- _DATA SUPPLIED_
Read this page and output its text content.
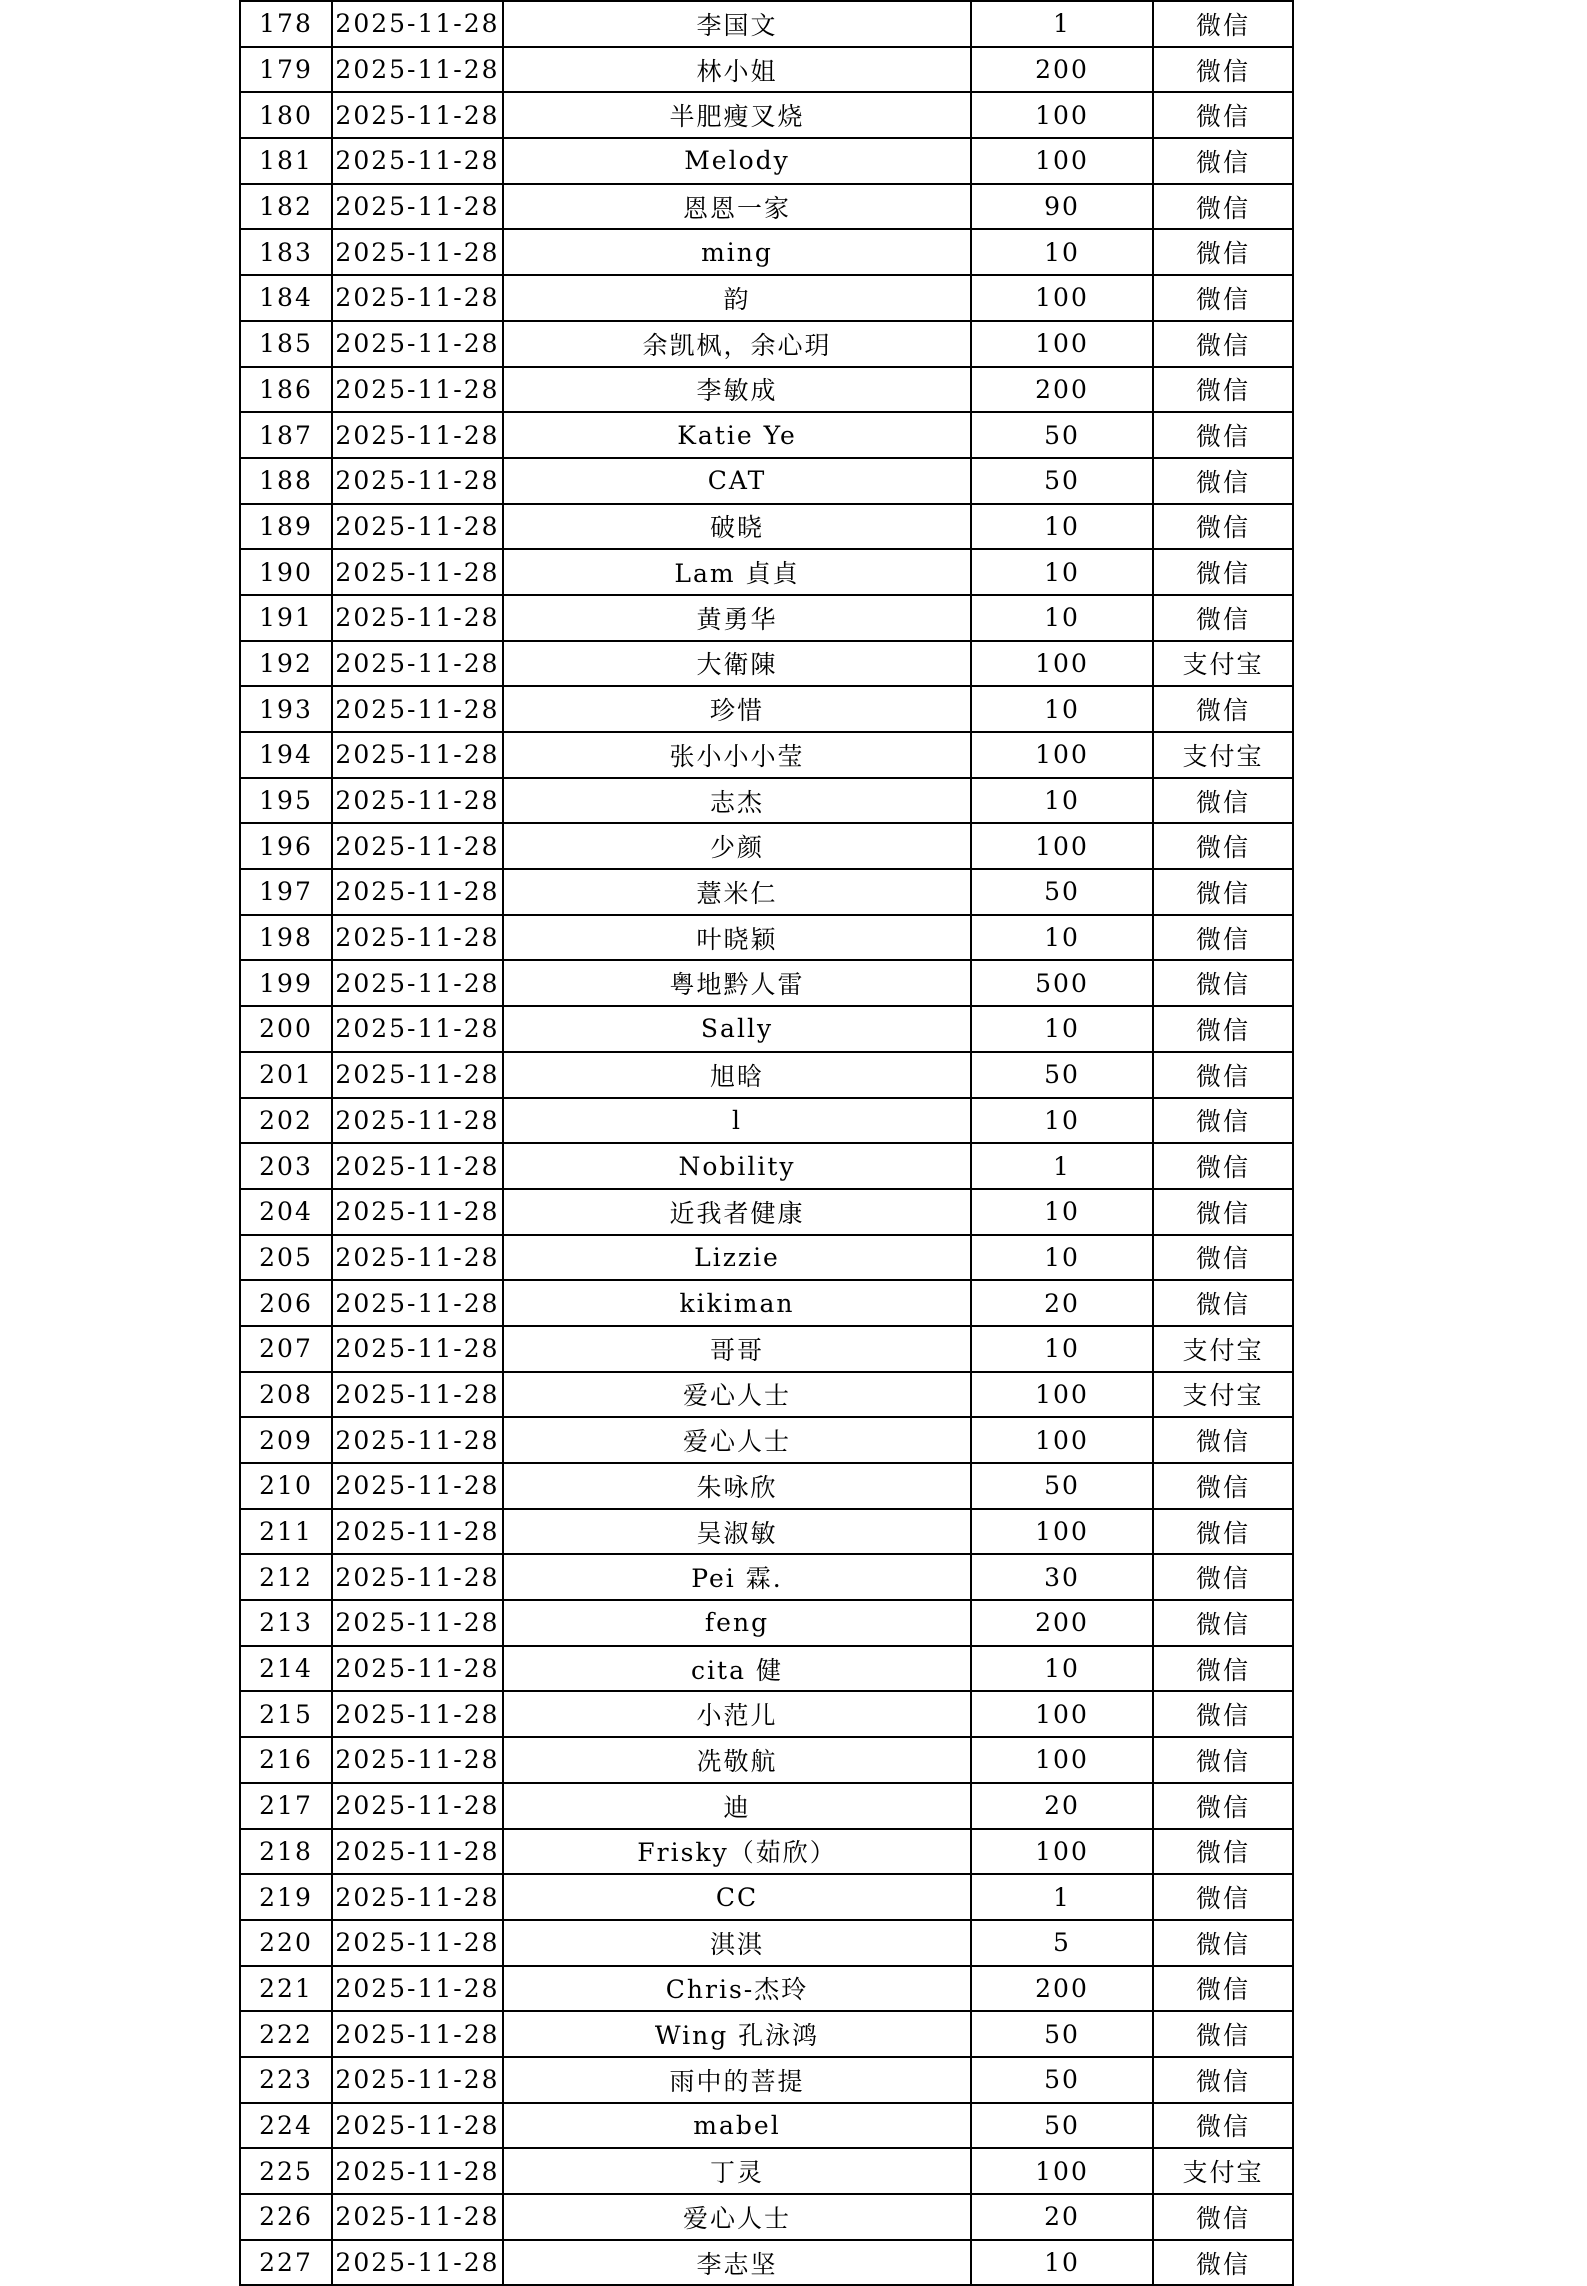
178	2025-11-28	李国文	1	微信
179	2025-11-28	林小姐	200	微信
180	2025-11-28	半肥瘦叉烧	100	微信
181	2025-11-28	Melody	100	微信
182	2025-11-28	恩恩一家	90	微信
183	2025-11-28	ming	10	微信
184	2025-11-28	韵	100	微信
185	2025-11-28	余凯枫，余心玥	100	微信
186	2025-11-28	李敏成	200	微信
187	2025-11-28	Katie Ye	50	微信
188	2025-11-28	CAT	50	微信
189	2025-11-28	破晓	10	微信
190	2025-11-28	Lam 貞貞	10	微信
191	2025-11-28	黄勇华	10	微信
192	2025-11-28	大衛陳	100	支付宝
193	2025-11-28	珍惜	10	微信
194	2025-11-28	张小小小莹	100	支付宝
195	2025-11-28	志杰	10	微信
196	2025-11-28	少颜	100	微信
197	2025-11-28	薏米仁	50	微信
198	2025-11-28	叶晓颖	10	微信
199	2025-11-28	粤地黔人雷	500	微信
200	2025-11-28	Sally	10	微信
201	2025-11-28	旭晗	50	微信
202	2025-11-28	l	10	微信
203	2025-11-28	Nobility	1	微信
204	2025-11-28	近我者健康	10	微信
205	2025-11-28	Lizzie	10	微信
206	2025-11-28	kikiman	20	微信
207	2025-11-28	哥哥	10	支付宝
208	2025-11-28	爱心人士	100	支付宝
209	2025-11-28	爱心人士	100	微信
210	2025-11-28	朱咏欣	50	微信
211	2025-11-28	吴淑敏	100	微信
212	2025-11-28	Pei 霖.	30	微信
213	2025-11-28	feng	200	微信
214	2025-11-28	cita 健	10	微信
215	2025-11-28	小范儿	100	微信
216	2025-11-28	冼敬航	100	微信
217	2025-11-28	迪	20	微信
218	2025-11-28	Frisky（茹欣）	100	微信
219	2025-11-28	CC	1	微信
220	2025-11-28	淇淇	5	微信
221	2025-11-28	Chris-杰玲	200	微信
222	2025-11-28	Wing 孔泳鸿	50	微信
223	2025-11-28	雨中的菩提	50	微信
224	2025-11-28	mabel	50	微信
225	2025-11-28	丁灵	100	支付宝
226	2025-11-28	爱心人士	20	微信
227	2025-11-28	李志坚	10	微信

- _DIRECTIONS FOR THIS TASK_
The records above must be printed exactly; the pictures stay out.

- _SOLUTION_
Read this page and output its text content.
178	2025-11-28	李国文	1	微信
179	2025-11-28	林小姐	200	微信
180	2025-11-28	半肥瘦叉烧	100	微信
181	2025-11-28	Melody	100	微信
182	2025-11-28	恩恩一家	90	微信
183	2025-11-28	ming	10	微信
184	2025-11-28	韵	100	微信
185	2025-11-28	余凯枫，余心玥	100	微信
186	2025-11-28	李敏成	200	微信
187	2025-11-28	Katie Ye	50	微信
188	2025-11-28	CAT	50	微信
189	2025-11-28	破晓	10	微信
190	2025-11-28	Lam 貞貞	10	微信
191	2025-11-28	黄勇华	10	微信
192	2025-11-28	大衛陳	100	支付宝
193	2025-11-28	珍惜	10	微信
194	2025-11-28	张小小小莹	100	支付宝
195	2025-11-28	志杰	10	微信
196	2025-11-28	少颜	100	微信
197	2025-11-28	薏米仁	50	微信
198	2025-11-28	叶晓颖	10	微信
199	2025-11-28	粤地黔人雷	500	微信
200	2025-11-28	Sally	10	微信
201	2025-11-28	旭晗	50	微信
202	2025-11-28	l	10	微信
203	2025-11-28	Nobility	1	微信
204	2025-11-28	近我者健康	10	微信
205	2025-11-28	Lizzie	10	微信
206	2025-11-28	kikiman	20	微信
207	2025-11-28	哥哥	10	支付宝
208	2025-11-28	爱心人士	100	支付宝
209	2025-11-28	爱心人士	100	微信
210	2025-11-28	朱咏欣	50	微信
211	2025-11-28	吴淑敏	100	微信
212	2025-11-28	Pei 霖.	30	微信
213	2025-11-28	feng	200	微信
214	2025-11-28	cita 健	10	微信
215	2025-11-28	小范儿	100	微信
216	2025-11-28	冼敬航	100	微信
217	2025-11-28	迪	20	微信
218	2025-11-28	Frisky（茹欣）	100	微信
219	2025-11-28	CC	1	微信
220	2025-11-28	淇淇	5	微信
221	2025-11-28	Chris-杰玲	200	微信
222	2025-11-28	Wing 孔泳鸿	50	微信
223	2025-11-28	雨中的菩提	50	微信
224	2025-11-28	mabel	50	微信
225	2025-11-28	丁灵	100	支付宝
226	2025-11-28	爱心人士	20	微信
227	2025-11-28	李志坚	10	微信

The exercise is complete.